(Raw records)
>>>>>

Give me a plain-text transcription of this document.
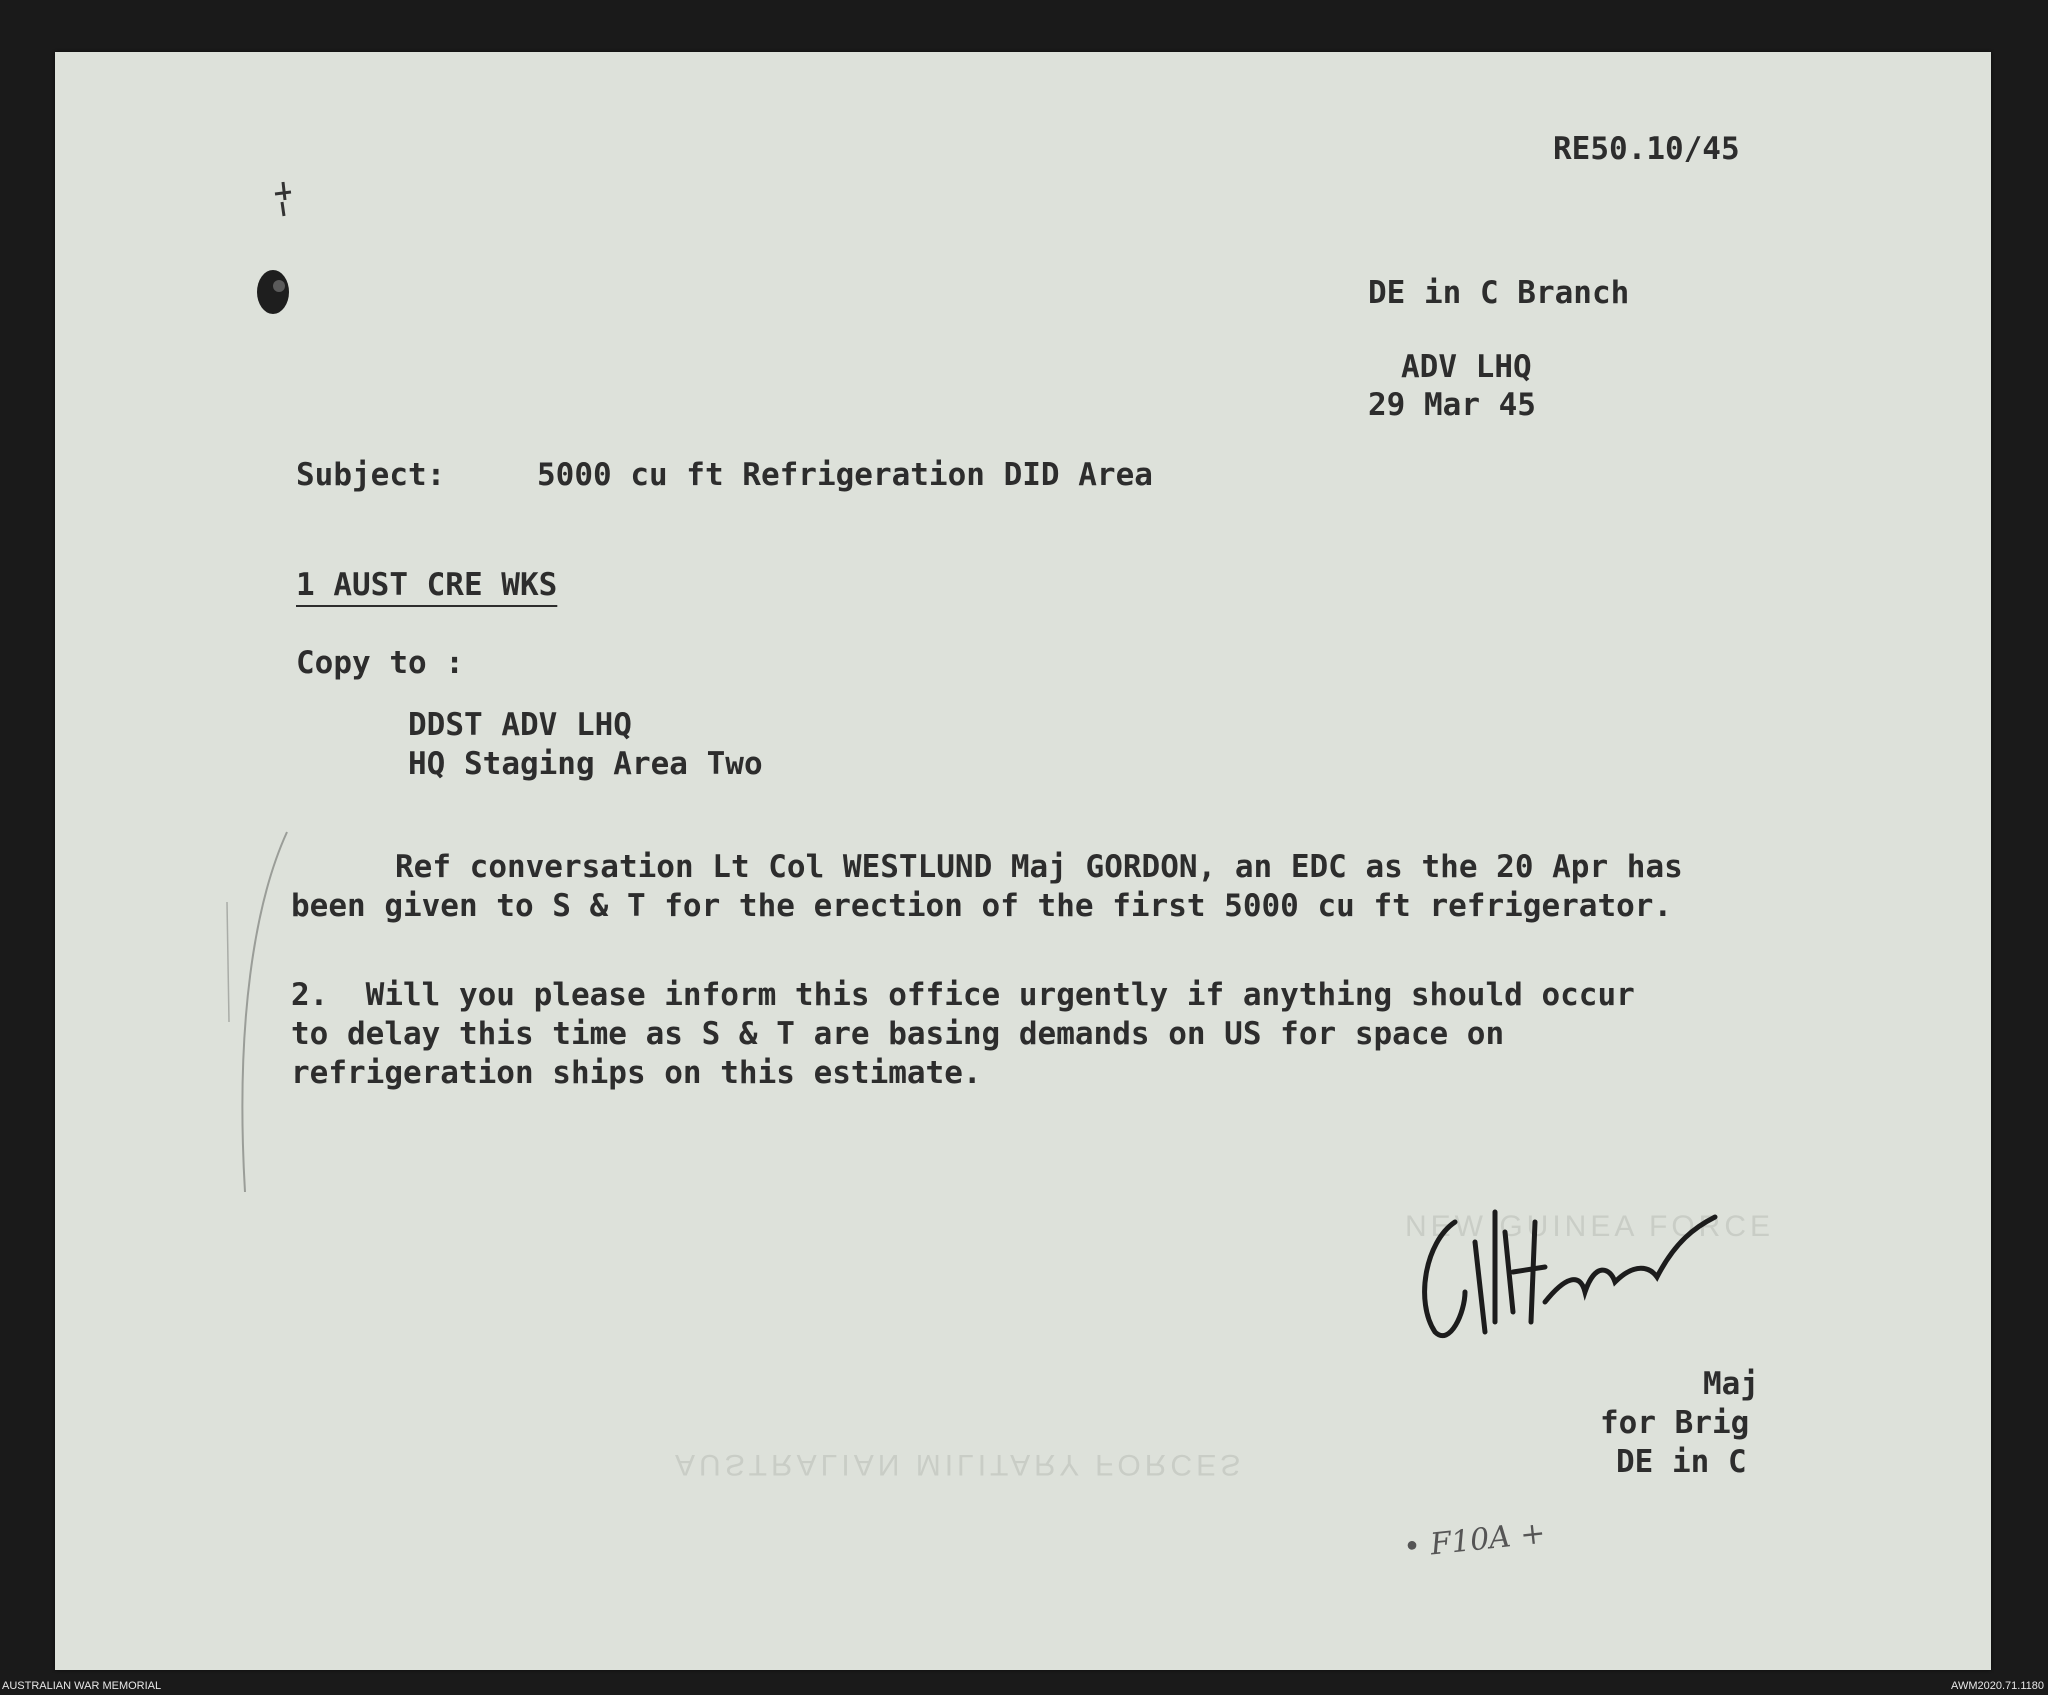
NEW GUINEA FORCE
AUSTRALIAN MILITARY FORCES
RE50.10/45
DE in C Branch
ADV LHQ
29 Mar 45
Subject:	5000 cu ft Refrigeration DID Area
1 AUST CRE WKS
Copy to :
DDST ADV LHQ
HQ Staging Area Two
Ref conversation Lt Col WESTLUND Maj GORDON, an EDC as the 20 Apr has
been given to S & T for the erection of the first 5000 cu ft refrigerator.
2.  Will you please inform this office urgently if anything should occur
to delay this time as S & T are basing demands on US for space on
refrigeration ships on this estimate.
Maj
for Brig
DE in C

• F10A +

AUSTRALIAN WAR MEMORIAL	AWM2020.71.1180
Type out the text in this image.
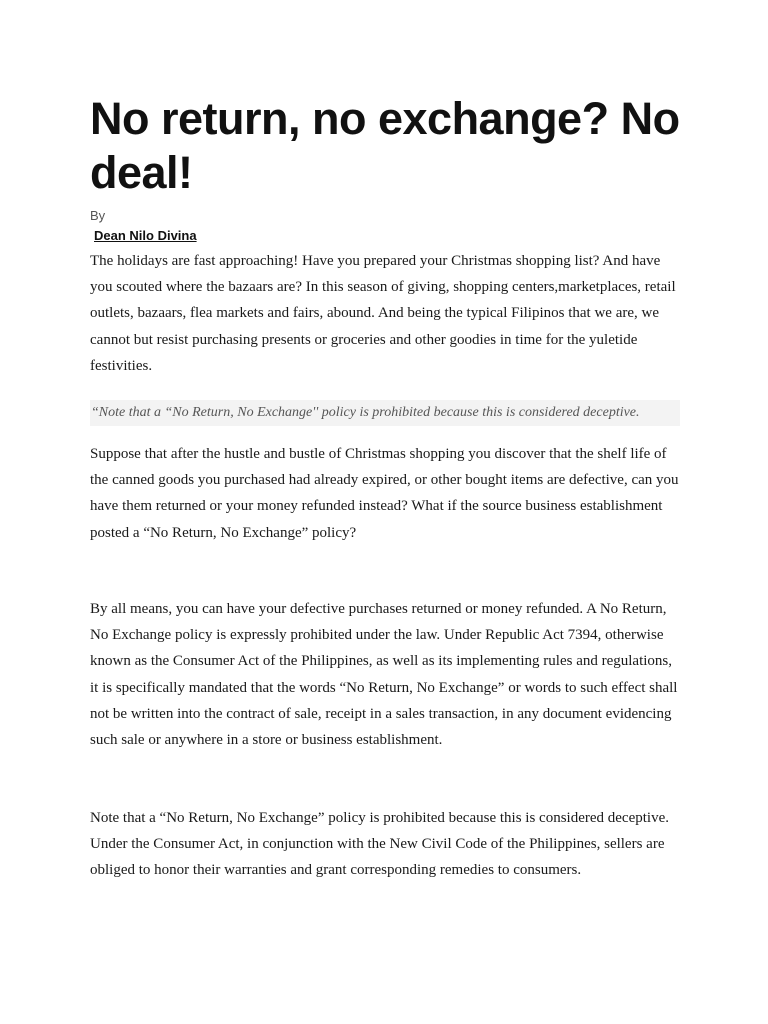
No return, no exchange? No deal!
By
Dean Nilo Divina

The holidays are fast approaching! Have you prepared your Christmas shopping list? And have you scouted where the bazaars are? In this season of giving, shopping centers,marketplaces, retail outlets, bazaars, flea markets and fairs, abound. And being the typical Filipinos that we are, we cannot but resist purchasing presents or groceries and other goodies in time for the yuletide festivities.

“Note that a “No Return, No Exchange'' policy is prohibited because this is considered deceptive.

Suppose that after the hustle and bustle of Christmas shopping you discover that the shelf life of the canned goods you purchased had already expired, or other bought items are defective, can you have them returned or your money refunded instead? What if the source business establishment posted a “No Return, No Exchange” policy?

By all means, you can have your defective purchases returned or money refunded. A No Return, No Exchange policy is expressly prohibited under the law. Under Republic Act 7394, otherwise known as the Consumer Act of the Philippines, as well as its implementing rules and regulations, it is specifically mandated that the words “No Return, No Exchange” or words to such effect shall not be written into the contract of sale, receipt in a sales transaction, in any document evidencing such sale or anywhere in a store or business establishment.

Note that a “No Return, No Exchange” policy is prohibited because this is considered deceptive. Under the Consumer Act, in conjunction with the New Civil Code of the Philippines, sellers are obliged to honor their warranties and grant corresponding remedies to consumers.
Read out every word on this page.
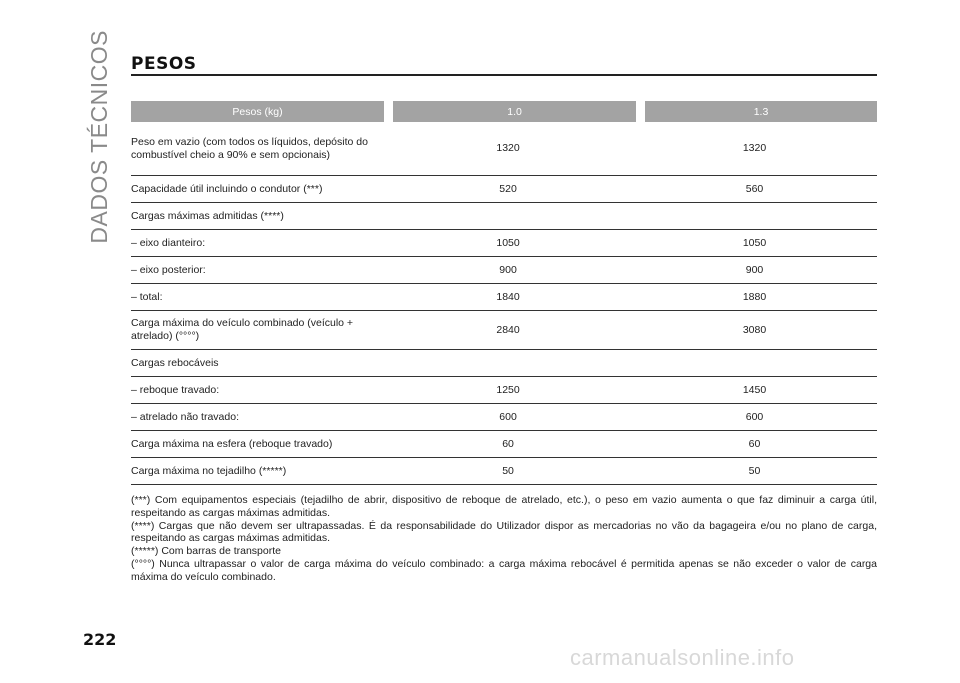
DADOS TÉCNICOS PESOS
Pesos (kg)	1.0	1.3
Peso em vazio (com todos os líquidos, depósito do combustível cheio a 90% e sem opcionais)	1320	1320
Capacidade útil incluindo o condutor (***)	520	560
Cargas máximas admitidas (****)		
– eixo dianteiro:	1050	1050
– eixo posterior:	900	900
– total:	1840	1880
Carga máxima do veículo combinado (veículo + atrelado) (°°°°)	2840	3080
Cargas rebocáveis		
– reboque travado:	1250	1450
– atrelado não travado:	600	600
Carga máxima na esfera (reboque travado)	60	60
Carga máxima no tejadilho (*****)	50	50

(***) Com equipamentos especiais (tejadilho de abrir, dispositivo de reboque de atrelado, etc.), o peso em vazio aumenta o que faz diminuir a carga útil, respeitando as cargas máximas admitidas.

(****) Cargas que não devem ser ultrapassadas. É da responsabilidade do Utilizador dispor as mercadorias no vão da bagageira e/ou no plano de carga, respeitando as cargas máximas admitidas.

(*****) Com barras de transporte

(°°°°) Nunca ultrapassar o valor de carga máxima do veículo combinado: a carga máxima rebocável é permitida apenas se não exceder o valor de carga máxima do veículo combinado.

222
carmanualsonline.info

<<<<<

* [GIVEN REQUEST] Find the lines containing "Area" and list every one of them.

* [RESULT]
Subject:	5000 cu ft Refrigeration DID Area
HQ Staging Area Two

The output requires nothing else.